● INPUT RECORDS
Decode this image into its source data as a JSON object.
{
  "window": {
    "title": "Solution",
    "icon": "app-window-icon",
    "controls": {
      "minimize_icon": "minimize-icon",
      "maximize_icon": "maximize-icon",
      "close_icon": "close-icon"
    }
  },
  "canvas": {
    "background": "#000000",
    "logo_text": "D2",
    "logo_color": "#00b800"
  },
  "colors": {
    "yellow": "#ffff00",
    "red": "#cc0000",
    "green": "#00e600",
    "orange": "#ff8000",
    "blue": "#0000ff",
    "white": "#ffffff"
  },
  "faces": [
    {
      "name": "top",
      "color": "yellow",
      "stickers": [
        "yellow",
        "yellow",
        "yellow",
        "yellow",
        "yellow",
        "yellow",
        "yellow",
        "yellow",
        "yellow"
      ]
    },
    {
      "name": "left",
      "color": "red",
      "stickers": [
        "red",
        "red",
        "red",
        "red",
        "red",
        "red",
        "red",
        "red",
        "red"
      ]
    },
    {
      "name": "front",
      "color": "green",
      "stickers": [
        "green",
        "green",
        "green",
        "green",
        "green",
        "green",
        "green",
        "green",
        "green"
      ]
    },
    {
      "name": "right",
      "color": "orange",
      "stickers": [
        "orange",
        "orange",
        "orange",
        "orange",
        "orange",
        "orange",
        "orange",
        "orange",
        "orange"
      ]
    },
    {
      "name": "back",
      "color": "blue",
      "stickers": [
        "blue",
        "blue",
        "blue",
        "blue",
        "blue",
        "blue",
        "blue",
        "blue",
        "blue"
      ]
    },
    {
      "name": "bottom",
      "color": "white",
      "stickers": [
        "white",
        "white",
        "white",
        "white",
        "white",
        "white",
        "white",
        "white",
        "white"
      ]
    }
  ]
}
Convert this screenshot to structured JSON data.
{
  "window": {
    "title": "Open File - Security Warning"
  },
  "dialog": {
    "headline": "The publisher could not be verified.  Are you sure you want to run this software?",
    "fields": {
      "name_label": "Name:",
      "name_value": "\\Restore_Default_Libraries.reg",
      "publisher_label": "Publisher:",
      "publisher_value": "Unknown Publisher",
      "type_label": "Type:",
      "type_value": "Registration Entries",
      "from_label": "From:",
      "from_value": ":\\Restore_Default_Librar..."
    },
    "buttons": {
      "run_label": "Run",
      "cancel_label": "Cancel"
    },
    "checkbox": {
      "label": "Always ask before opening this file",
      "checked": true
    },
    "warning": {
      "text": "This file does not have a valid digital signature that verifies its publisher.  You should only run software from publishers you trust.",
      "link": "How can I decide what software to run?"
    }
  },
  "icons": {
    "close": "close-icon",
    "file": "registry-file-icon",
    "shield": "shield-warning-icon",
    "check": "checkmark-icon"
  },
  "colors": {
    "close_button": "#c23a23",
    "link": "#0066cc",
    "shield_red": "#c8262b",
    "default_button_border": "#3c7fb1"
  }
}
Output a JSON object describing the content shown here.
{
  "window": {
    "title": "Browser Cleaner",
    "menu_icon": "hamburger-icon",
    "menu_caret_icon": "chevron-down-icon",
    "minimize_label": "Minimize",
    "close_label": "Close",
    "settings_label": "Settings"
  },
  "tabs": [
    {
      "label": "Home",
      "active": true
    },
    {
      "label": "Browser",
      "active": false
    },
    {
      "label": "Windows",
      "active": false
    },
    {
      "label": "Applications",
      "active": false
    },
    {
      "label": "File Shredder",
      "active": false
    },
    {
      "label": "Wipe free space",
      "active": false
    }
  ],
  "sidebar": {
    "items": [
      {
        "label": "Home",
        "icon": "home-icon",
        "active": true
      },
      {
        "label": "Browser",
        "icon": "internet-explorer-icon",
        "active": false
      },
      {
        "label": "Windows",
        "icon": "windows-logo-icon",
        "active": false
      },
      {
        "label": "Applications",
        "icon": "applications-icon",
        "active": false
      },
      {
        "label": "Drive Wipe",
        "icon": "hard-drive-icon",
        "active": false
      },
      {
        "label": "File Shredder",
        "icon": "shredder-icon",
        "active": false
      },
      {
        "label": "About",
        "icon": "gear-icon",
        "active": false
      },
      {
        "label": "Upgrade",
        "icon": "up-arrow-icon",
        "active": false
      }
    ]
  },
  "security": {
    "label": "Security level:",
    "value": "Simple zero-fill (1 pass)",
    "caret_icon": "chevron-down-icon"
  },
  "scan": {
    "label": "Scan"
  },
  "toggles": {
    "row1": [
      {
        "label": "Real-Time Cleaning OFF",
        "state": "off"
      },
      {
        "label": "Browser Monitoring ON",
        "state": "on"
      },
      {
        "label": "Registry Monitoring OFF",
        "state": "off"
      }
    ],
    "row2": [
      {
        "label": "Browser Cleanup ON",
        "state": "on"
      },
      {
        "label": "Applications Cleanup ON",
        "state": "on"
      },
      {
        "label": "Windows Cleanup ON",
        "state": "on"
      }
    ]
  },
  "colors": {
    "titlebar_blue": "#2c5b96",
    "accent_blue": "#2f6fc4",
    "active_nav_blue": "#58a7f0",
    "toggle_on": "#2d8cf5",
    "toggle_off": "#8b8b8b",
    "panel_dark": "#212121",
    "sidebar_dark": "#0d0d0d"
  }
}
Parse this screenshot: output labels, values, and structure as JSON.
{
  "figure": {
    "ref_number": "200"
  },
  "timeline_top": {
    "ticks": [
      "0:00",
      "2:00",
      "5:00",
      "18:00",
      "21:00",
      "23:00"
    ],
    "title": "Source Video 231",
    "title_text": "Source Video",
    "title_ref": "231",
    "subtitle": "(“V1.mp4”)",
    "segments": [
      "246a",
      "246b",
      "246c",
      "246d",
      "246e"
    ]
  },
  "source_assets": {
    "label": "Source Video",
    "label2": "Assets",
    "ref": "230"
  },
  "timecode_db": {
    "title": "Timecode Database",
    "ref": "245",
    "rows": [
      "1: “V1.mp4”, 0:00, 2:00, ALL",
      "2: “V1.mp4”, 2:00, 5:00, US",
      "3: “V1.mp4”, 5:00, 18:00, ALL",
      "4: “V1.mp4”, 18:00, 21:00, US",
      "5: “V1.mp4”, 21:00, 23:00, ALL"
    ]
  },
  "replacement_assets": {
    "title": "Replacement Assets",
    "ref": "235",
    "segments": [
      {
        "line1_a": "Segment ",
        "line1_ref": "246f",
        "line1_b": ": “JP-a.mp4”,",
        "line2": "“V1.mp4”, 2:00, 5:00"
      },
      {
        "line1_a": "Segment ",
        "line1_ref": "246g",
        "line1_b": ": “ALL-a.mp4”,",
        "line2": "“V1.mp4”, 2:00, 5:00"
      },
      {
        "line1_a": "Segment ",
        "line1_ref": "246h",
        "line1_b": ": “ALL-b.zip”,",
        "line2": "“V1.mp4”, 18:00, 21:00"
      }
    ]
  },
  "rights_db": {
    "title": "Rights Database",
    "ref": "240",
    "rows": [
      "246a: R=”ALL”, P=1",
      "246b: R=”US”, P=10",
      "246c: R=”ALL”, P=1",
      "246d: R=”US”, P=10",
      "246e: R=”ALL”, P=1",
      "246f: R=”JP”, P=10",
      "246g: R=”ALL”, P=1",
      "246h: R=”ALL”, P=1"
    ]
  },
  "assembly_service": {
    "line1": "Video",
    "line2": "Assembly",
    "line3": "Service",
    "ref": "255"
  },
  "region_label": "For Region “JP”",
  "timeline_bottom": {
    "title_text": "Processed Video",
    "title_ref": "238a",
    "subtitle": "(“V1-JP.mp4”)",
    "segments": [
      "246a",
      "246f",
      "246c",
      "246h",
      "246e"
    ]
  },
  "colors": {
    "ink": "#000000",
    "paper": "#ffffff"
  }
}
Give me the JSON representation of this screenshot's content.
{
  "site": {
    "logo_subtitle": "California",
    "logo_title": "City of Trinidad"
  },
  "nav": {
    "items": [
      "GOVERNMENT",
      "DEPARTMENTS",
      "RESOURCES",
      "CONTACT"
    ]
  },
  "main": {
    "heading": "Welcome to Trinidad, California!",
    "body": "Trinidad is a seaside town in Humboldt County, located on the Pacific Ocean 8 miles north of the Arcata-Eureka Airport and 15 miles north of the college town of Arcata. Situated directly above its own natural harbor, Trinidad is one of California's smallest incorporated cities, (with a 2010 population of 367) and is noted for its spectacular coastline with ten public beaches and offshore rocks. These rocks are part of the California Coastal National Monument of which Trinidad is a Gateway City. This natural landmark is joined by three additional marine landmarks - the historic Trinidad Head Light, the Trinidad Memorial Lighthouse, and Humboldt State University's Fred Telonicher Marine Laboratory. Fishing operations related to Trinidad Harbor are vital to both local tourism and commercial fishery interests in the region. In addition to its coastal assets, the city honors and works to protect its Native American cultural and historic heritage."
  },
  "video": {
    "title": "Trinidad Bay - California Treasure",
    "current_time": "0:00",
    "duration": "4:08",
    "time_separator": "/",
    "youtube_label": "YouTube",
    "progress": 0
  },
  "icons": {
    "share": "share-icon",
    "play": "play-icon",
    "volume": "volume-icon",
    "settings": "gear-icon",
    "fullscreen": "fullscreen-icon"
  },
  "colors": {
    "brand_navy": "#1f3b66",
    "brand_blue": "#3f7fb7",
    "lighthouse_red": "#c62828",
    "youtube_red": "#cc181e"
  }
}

● STATED GOAL
Lines from the records above that hold "link" are the ones to list.

● ANSWER BELOW
      "link": "How can I decide what software to run?"
    "link": "#0066cc",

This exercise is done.